* Por Francisco Rodríguez Criado
Confieso que el pasado año acogí con
bastantes reservas la invitación a participar en el II Encuentro de Escritores
por Ciudad Juárez. No soy ningún entusiasta de las reuniones de escritores per se, así que me pregunté de qué
serviría que algunos de nosotros (muchos, en realidad, pues el acto se
celebraba en numerosas ciudades de todo el planeta) nos reuniéramos para
repetir en voz alta cosas tan básicas como que matar es una vileza o que todo
el mundo tiene derecho a salir a la calle sin miedo a ser asesinado. Mi
pregunta no era nada retórica, era la misma pregunta que tantas veces me había
hecho cuando, después de un asesinato de ETA, escuchaba en la radio o veía en
la televisión a los políticos de turno denostar la enésima acción terrorista de
la banda armada.
Y hoy me tomo nuevamente la libertad de aferrarme
a la duda para plantearme de qué sirve escribir unas palabras llenas de
humanidad a favor de la paz en un territorio sin ley que está a miles de
kilómetros de la sala en la que ahora nos encontramos. Insisto: ¿de qué sirve
quejarse y protestar de que Ciudad Juárez sea una de las ciudades más
peligrosas del planeta, si la violencia obedece a sus propias leyes y previsiblemente
no se va a detener ante nuestras buenas intenciones? ¿De qué sirve criticar el
terrorismo, la violencia, la inseguridad ciudadana si sabemos que estas no se
van a dejar abatir por la caricia de la pluma?
Mis dudas no parten del desprecio a los
derechos de los juarenses, sino al escepticismo de que un congreso de
escritores sirva para restaurar esos derechos. Pero al final yo mismo vuelvo a
responderme con estas palabras: ayudar un poco o incluso muy poco es en la
mayoría de las ocasiones nuestra única oportunidad de ayudar mucho.
María Carvajal, la persona que me invitó y
me invita a estos actos por Ciudad Juárez, me contó que Antonio Flores, uno de
los promotores de la idea, había venido en alguna ocasión a Europa y de regreso
a Ciudad Juárez tenía que habituarse con gran esfuerzo a la terrible sensación
del miedo a recibir un disparo en cualquier momento. Dejadme que imagine: lo
que más le gustó a Antonio durante sus vacaciones en Europa seguramente no
fueron la torre Eiffel, el Museo del Prado, el Puente de Londres o el barrio
judío de Praga. No, imagino que lo que más le fascinó fue caminar por una calle
cualquiera de un barrio cualquiera a una hora cualquiera, libre del toque de
queda, sin la aprensión de que un disparo perdido pudiera acabar con su vida.

Tareas del ejercicio:
1 – En el texto sobre Ciudad Juárez, ¿quién invita al autor a los actos por esa ciudad?
2 – Reproduce sin cambios el fragmento del texto sobre Ciudad Juárez que comienza en las palabras "Mis dudas no" y termina tras las palabras "de ayudar mucho.".
3 – Escribe la continuación del texto sobre Ciudad Juárez a partir de su última oración.
El material no interviene en esto.

Información mostrada:
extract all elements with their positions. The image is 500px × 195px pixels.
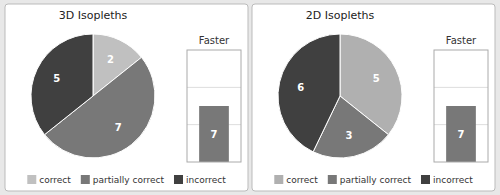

Respuestas:
1 – María Carvajal.

2 –
Mis dudas no parten del desprecio a los
derechos de los juarenses, sino al escepticismo de que un congreso de
escritores sirva para restaurar esos derechos. Pero al final yo mismo vuelvo a
responderme con estas palabras: ayudar un poco o incluso muy poco es en la
mayoría de las ocasiones nuestra única oportunidad de ayudar mucho.

3 –
En Ciudad Juárez mueren cada año miles de
personas (para no deprimirme, en esta ocasión evito consultar las
estadísticas), y los demás, los que aún están vivos, se van muriendo más
rápidamente que nosotros, porque el miedo endémico ¿no es acaso una forma de
morir en vida?
Por tanto el motivo por el que nos
encontramos un año más aquí (o al menos el motivo por el que yo lo hago) no es la
certeza de que escribir y leer unas líneas vayan a acabar con la violencia
totalitaria de una ciudad que se desangra día a día. Si estamos hoy aquí es
porque no hacerlo hubiera sido otro crimen más: el de la indiferencia. Aun
reconociendo que este gesto con Ciudad Juárez puede ser una ayuda más bien pequeña,
no hacerlo, insisto, sería un desprecio muy grande a sus posibilidades de
normalización. Quejarse y denunciar la violencia en Ciudad Juárez, el
terrorismo de ETA o el acoso doméstico que sufre la vecina del quinto son actos
éticos que posiblemente no terminarán con estas lacras, pero por lo menos le
niegan el carné de normalidad a unos actos que cualquier persona de bien
considera anormales.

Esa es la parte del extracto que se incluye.